▸ **Problem statement**:
Write out every line of the material exactly as it appears.

[Records from a dataset]
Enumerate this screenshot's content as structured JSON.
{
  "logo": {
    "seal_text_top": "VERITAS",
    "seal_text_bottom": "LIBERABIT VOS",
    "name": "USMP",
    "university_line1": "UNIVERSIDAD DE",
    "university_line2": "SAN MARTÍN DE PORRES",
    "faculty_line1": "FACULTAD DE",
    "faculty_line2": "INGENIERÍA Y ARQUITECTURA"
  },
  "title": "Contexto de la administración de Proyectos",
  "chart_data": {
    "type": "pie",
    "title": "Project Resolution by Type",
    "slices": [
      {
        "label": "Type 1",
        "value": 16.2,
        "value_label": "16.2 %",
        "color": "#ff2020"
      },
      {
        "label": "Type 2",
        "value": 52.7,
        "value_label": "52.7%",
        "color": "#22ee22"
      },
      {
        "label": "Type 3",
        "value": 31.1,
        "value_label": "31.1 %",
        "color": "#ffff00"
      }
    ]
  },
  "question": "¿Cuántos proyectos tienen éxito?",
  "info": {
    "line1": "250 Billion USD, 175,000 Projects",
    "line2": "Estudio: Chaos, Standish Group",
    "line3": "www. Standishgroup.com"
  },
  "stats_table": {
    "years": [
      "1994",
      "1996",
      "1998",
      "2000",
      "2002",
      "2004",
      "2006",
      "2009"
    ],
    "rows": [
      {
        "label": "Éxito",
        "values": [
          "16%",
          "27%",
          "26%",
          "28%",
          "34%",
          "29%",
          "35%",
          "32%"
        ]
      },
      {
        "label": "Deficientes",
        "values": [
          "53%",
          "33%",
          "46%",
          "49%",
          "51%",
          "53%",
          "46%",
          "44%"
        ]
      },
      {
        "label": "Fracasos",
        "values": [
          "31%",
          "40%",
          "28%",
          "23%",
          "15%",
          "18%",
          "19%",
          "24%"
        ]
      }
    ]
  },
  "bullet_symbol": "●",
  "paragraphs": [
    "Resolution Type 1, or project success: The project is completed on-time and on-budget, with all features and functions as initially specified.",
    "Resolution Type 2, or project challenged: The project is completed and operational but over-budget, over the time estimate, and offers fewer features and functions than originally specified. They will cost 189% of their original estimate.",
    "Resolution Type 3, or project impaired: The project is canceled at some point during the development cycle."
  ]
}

▸ **Result for this task**:
Enumerate this screenshot's content as structured JSON.
{
  "logo": {
    "seal_text_top": "VERITAS",
    "seal_text_bottom": "LIBERABIT VOS",
    "name": "USMP",
    "university_line1": "UNIVERSIDAD DE",
    "university_line2": "SAN MARTÍN DE PORRES",
    "faculty_line1": "FACULTAD DE",
    "faculty_line2": "INGENIERÍA Y ARQUITECTURA"
  },
  "title": "Contexto de la administración de Proyectos",
  "chart_data": {
    "type": "pie",
    "title": "Project Resolution by Type",
    "slices": [
      {
        "label": "Type 1",
        "value": 16.2,
        "value_label": "16.2 %",
        "color": "#ff2020"
      },
      {
        "label": "Type 2",
        "value": 52.7,
        "value_label": "52.7%",
        "color": "#22ee22"
      },
      {
        "label": "Type 3",
        "value": 31.1,
        "value_label": "31.1 %",
        "color": "#ffff00"
      }
    ]
  },
  "question": "¿Cuántos proyectos tienen éxito?",
  "info": {
    "line1": "250 Billion USD, 175,000 Projects",
    "line2": "Estudio: Chaos, Standish Group",
    "line3": "www. Standishgroup.com"
  },
  "stats_table": {
    "years": [
      "1994",
      "1996",
      "1998",
      "2000",
      "2002",
      "2004",
      "2006",
      "2009"
    ],
    "rows": [
      {
        "label": "Éxito",
        "values": [
          "16%",
          "27%",
          "26%",
          "28%",
          "34%",
          "29%",
          "35%",
          "32%"
        ]
      },
      {
        "label": "Deficientes",
        "values": [
          "53%",
          "33%",
          "46%",
          "49%",
          "51%",
          "53%",
          "46%",
          "44%"
        ]
      },
      {
        "label": "Fracasos",
        "values": [
          "31%",
          "40%",
          "28%",
          "23%",
          "15%",
          "18%",
          "19%",
          "24%"
        ]
      }
    ]
  },
  "bullet_symbol": "●",
  "paragraphs": [
    "Resolution Type 1, or project success: The project is completed on-time and on-budget, with all features and functions as initially specified.",
    "Resolution Type 2, or project challenged: The project is completed and operational but over-budget, over the time estimate, and offers fewer features and functions than originally specified. They will cost 189% of their original estimate.",
    "Resolution Type 3, or project impaired: The project is canceled at some point during the development cycle."
  ]
}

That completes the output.